PROBLEM TO SOLVE ->
Count how many lines hold the string "color". Give that number alone.

INFORMATION SUPPLIED ->
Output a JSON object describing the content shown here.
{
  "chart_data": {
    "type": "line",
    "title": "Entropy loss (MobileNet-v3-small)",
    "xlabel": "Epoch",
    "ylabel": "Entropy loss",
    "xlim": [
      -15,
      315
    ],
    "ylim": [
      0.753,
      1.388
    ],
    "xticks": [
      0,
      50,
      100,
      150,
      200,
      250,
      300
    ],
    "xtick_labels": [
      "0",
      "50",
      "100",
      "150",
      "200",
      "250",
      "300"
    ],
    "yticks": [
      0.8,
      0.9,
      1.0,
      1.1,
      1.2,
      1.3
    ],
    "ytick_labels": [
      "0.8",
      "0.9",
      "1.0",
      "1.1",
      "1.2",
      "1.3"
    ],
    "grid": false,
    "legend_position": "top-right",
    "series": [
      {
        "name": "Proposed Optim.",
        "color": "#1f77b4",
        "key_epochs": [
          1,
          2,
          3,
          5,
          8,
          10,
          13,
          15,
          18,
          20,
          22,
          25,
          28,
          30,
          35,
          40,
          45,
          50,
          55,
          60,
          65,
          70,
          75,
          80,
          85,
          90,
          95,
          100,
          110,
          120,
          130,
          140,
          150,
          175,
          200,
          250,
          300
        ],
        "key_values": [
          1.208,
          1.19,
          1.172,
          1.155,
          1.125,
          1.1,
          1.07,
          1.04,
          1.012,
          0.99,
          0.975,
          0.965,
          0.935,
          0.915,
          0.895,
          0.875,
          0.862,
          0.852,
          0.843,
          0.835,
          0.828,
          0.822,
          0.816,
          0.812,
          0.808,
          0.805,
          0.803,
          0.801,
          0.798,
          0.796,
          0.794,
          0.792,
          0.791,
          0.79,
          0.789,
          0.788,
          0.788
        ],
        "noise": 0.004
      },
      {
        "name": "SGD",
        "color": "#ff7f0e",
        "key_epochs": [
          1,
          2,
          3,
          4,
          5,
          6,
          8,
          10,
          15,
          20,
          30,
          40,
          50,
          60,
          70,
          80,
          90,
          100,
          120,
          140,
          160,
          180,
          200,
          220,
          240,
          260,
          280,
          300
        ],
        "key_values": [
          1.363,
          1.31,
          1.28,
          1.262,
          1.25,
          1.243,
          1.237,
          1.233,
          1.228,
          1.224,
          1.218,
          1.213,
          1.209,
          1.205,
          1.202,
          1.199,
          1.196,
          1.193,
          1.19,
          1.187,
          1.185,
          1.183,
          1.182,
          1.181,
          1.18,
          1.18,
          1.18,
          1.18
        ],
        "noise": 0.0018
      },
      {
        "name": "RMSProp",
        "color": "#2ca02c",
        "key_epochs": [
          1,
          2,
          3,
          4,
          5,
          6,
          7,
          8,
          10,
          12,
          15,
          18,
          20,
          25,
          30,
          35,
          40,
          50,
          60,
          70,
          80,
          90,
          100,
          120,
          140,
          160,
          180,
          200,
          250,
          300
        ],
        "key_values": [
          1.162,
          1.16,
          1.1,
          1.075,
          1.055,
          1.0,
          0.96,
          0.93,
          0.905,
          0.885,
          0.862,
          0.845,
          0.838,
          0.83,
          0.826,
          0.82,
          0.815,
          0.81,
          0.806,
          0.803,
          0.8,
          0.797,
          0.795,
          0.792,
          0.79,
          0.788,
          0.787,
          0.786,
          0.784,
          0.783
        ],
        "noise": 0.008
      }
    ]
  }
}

FINISHED ANSWER ->
3